>> BEGIN ENTRIES

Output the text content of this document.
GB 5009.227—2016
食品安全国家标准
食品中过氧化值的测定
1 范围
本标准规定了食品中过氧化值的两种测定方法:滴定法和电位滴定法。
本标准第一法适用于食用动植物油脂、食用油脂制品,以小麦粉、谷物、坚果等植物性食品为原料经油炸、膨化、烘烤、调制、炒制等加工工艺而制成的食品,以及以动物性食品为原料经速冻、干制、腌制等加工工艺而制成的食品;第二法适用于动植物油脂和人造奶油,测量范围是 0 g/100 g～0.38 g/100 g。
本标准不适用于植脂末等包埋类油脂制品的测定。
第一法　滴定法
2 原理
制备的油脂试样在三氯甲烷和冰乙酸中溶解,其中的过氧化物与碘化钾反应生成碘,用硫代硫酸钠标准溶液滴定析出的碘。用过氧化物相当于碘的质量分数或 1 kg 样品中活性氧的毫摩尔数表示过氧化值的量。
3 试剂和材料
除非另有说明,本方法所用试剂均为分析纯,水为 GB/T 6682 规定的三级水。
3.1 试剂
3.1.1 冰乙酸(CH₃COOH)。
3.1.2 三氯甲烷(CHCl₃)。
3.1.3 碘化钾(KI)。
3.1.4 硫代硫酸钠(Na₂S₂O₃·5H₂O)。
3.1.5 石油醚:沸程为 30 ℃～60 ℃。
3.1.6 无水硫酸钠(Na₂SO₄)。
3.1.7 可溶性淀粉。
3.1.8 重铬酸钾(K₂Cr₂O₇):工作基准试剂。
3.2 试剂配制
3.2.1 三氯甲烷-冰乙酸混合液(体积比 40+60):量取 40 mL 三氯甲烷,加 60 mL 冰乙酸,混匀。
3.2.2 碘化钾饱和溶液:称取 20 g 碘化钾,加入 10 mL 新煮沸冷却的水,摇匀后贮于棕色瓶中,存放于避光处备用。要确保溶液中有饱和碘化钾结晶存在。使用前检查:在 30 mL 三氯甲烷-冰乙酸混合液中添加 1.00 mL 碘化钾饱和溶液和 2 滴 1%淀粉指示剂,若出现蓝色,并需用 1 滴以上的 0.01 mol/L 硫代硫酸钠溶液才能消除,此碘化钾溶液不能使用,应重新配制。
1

>> END ENTRIES

**TASK STATEMENT:**
Return the listing above in its exact form.

**EXERCISE OUTPUT:**
Output the text content of this document.
GB 5009.227—2016
食品安全国家标准
食品中过氧化值的测定
1 范围
本标准规定了食品中过氧化值的两种测定方法:滴定法和电位滴定法。
本标准第一法适用于食用动植物油脂、食用油脂制品,以小麦粉、谷物、坚果等植物性食品为原料经油炸、膨化、烘烤、调制、炒制等加工工艺而制成的食品,以及以动物性食品为原料经速冻、干制、腌制等加工工艺而制成的食品;第二法适用于动植物油脂和人造奶油,测量范围是 0 g/100 g～0.38 g/100 g。
本标准不适用于植脂末等包埋类油脂制品的测定。
第一法　滴定法
2 原理
制备的油脂试样在三氯甲烷和冰乙酸中溶解,其中的过氧化物与碘化钾反应生成碘,用硫代硫酸钠标准溶液滴定析出的碘。用过氧化物相当于碘的质量分数或 1 kg 样品中活性氧的毫摩尔数表示过氧化值的量。
3 试剂和材料
除非另有说明,本方法所用试剂均为分析纯,水为 GB/T 6682 规定的三级水。
3.1 试剂
3.1.1 冰乙酸(CH₃COOH)。
3.1.2 三氯甲烷(CHCl₃)。
3.1.3 碘化钾(KI)。
3.1.4 硫代硫酸钠(Na₂S₂O₃·5H₂O)。
3.1.5 石油醚:沸程为 30 ℃～60 ℃。
3.1.6 无水硫酸钠(Na₂SO₄)。
3.1.7 可溶性淀粉。
3.1.8 重铬酸钾(K₂Cr₂O₇):工作基准试剂。
3.2 试剂配制
3.2.1 三氯甲烷-冰乙酸混合液(体积比 40+60):量取 40 mL 三氯甲烷,加 60 mL 冰乙酸,混匀。
3.2.2 碘化钾饱和溶液:称取 20 g 碘化钾,加入 10 mL 新煮沸冷却的水,摇匀后贮于棕色瓶中,存放于避光处备用。要确保溶液中有饱和碘化钾结晶存在。使用前检查:在 30 mL 三氯甲烷-冰乙酸混合液中添加 1.00 mL 碘化钾饱和溶液和 2 滴 1%淀粉指示剂,若出现蓝色,并需用 1 滴以上的 0.01 mol/L 硫代硫酸钠溶液才能消除,此碘化钾溶液不能使用,应重新配制。
1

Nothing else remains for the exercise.